● **Instruction**
Write the entries below out again exactly; any picture in them stays out.

● **Records**
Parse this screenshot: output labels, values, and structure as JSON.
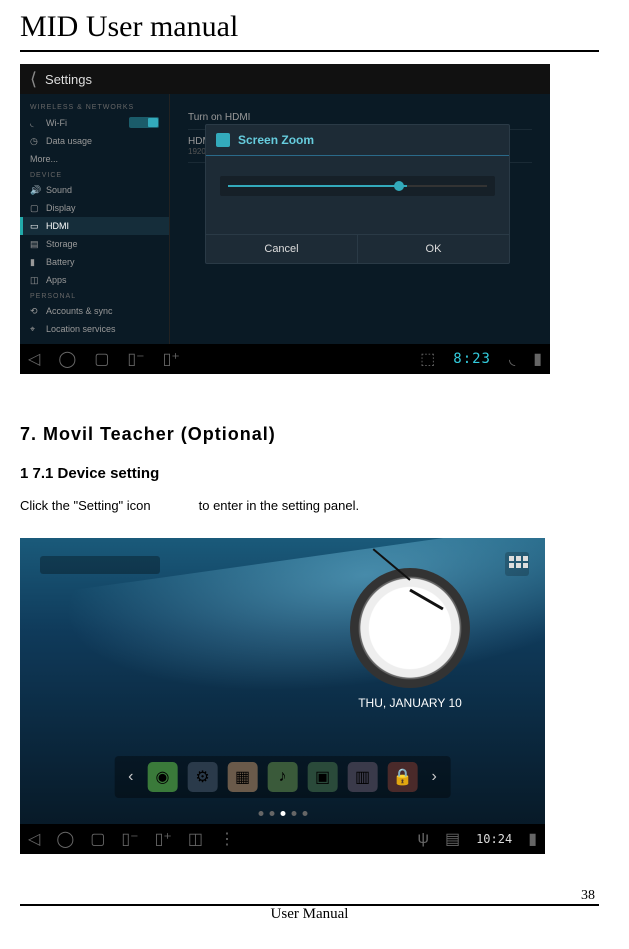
{
  "doc": {
    "title": "MID User manual",
    "section_heading": "7. Movil Teacher (Optional)",
    "subsection_heading": "1 7.1 Device setting",
    "body_prefix": "Click the \"Setting\" icon",
    "body_suffix": "to enter in the setting panel.",
    "page_number": "38",
    "footer_label": "User Manual"
  },
  "shot1": {
    "topbar_title": "Settings",
    "sections": {
      "wireless": "WIRELESS & NETWORKS",
      "device": "DEVICE",
      "personal": "PERSONAL"
    },
    "items": {
      "wifi": "Wi-Fi",
      "wifi_toggle": "ON",
      "data_usage": "Data usage",
      "more": "More...",
      "sound": "Sound",
      "display": "Display",
      "hdmi": "HDMI",
      "storage": "Storage",
      "battery": "Battery",
      "apps": "Apps",
      "accounts": "Accounts & sync",
      "location": "Location services"
    },
    "content": {
      "turn_on": "Turn on HDMI",
      "resolution": "HDMI Resolution",
      "resolution_sub": "1920x1080p-60Hz"
    },
    "dialog": {
      "title": "Screen Zoom",
      "cancel": "Cancel",
      "ok": "OK"
    },
    "clock": "8:23"
  },
  "shot2": {
    "date": "THU, JANUARY 10",
    "clock": "10:24",
    "apps": [
      {
        "name": "browser",
        "bg": "#3a7a3a",
        "glyph": "◉"
      },
      {
        "name": "settings",
        "bg": "#2a3a4a",
        "glyph": "⚙"
      },
      {
        "name": "gallery",
        "bg": "#6a5a4a",
        "glyph": "▦"
      },
      {
        "name": "music",
        "bg": "#3a5a3a",
        "glyph": "♪"
      },
      {
        "name": "market",
        "bg": "#2a4a3a",
        "glyph": "▣"
      },
      {
        "name": "calendar",
        "bg": "#3a3a4a",
        "glyph": "▥"
      },
      {
        "name": "lock",
        "bg": "#4a2a2a",
        "glyph": "🔒"
      }
    ]
  }
}
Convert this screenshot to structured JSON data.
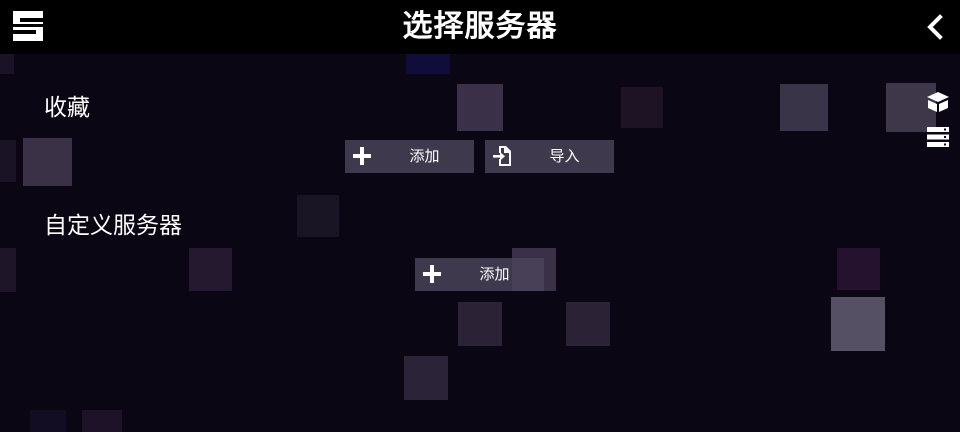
{
  "header": {
    "title": "选择服务器",
    "logo_icon": "s-logo-icon",
    "back_icon": "chevron-left-icon"
  },
  "sections": {
    "favorites": {
      "title": "收藏",
      "add_label": "添加",
      "import_label": "导入"
    },
    "custom": {
      "title": "自定义服务器",
      "add_label": "添加"
    }
  },
  "side_toolbar": {
    "icons": [
      "package-icon",
      "server-list-icon"
    ]
  },
  "colors": {
    "background": "#0b0614",
    "topbar": "#000000",
    "button": "#4a445a",
    "text": "#ffffff"
  }
}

● **Exercise response**
Parse this screenshot: output labels, values, and structure as JSON.
{
  "doc": {
    "title": "MID User manual",
    "section_heading": "7. Movil Teacher (Optional)",
    "subsection_heading": "1 7.1 Device setting",
    "body_prefix": "Click the \"Setting\" icon",
    "body_suffix": "to enter in the setting panel.",
    "page_number": "38",
    "footer_label": "User Manual"
  },
  "shot1": {
    "topbar_title": "Settings",
    "sections": {
      "wireless": "WIRELESS & NETWORKS",
      "device": "DEVICE",
      "personal": "PERSONAL"
    },
    "items": {
      "wifi": "Wi-Fi",
      "wifi_toggle": "ON",
      "data_usage": "Data usage",
      "more": "More...",
      "sound": "Sound",
      "display": "Display",
      "hdmi": "HDMI",
      "storage": "Storage",
      "battery": "Battery",
      "apps": "Apps",
      "accounts": "Accounts & sync",
      "location": "Location services"
    },
    "content": {
      "turn_on": "Turn on HDMI",
      "resolution": "HDMI Resolution",
      "resolution_sub": "1920x1080p-60Hz"
    },
    "dialog": {
      "title": "Screen Zoom",
      "cancel": "Cancel",
      "ok": "OK"
    },
    "clock": "8:23"
  },
  "shot2": {
    "date": "THU, JANUARY 10",
    "clock": "10:24",
    "apps": [
      {
        "name": "browser",
        "bg": "#3a7a3a",
        "glyph": "◉"
      },
      {
        "name": "settings",
        "bg": "#2a3a4a",
        "glyph": "⚙"
      },
      {
        "name": "gallery",
        "bg": "#6a5a4a",
        "glyph": "▦"
      },
      {
        "name": "music",
        "bg": "#3a5a3a",
        "glyph": "♪"
      },
      {
        "name": "market",
        "bg": "#2a4a3a",
        "glyph": "▣"
      },
      {
        "name": "calendar",
        "bg": "#3a3a4a",
        "glyph": "▥"
      },
      {
        "name": "lock",
        "bg": "#4a2a2a",
        "glyph": "🔒"
      }
    ]
  }
}
Convert this screenshot to structured JSON data.
{
  "header": {
    "title": "选择服务器",
    "logo_icon": "s-logo-icon",
    "back_icon": "chevron-left-icon"
  },
  "sections": {
    "favorites": {
      "title": "收藏",
      "add_label": "添加",
      "import_label": "导入"
    },
    "custom": {
      "title": "自定义服务器",
      "add_label": "添加"
    }
  },
  "side_toolbar": {
    "icons": [
      "package-icon",
      "server-list-icon"
    ]
  },
  "colors": {
    "background": "#0b0614",
    "topbar": "#000000",
    "button": "#4a445a",
    "text": "#ffffff"
  }
}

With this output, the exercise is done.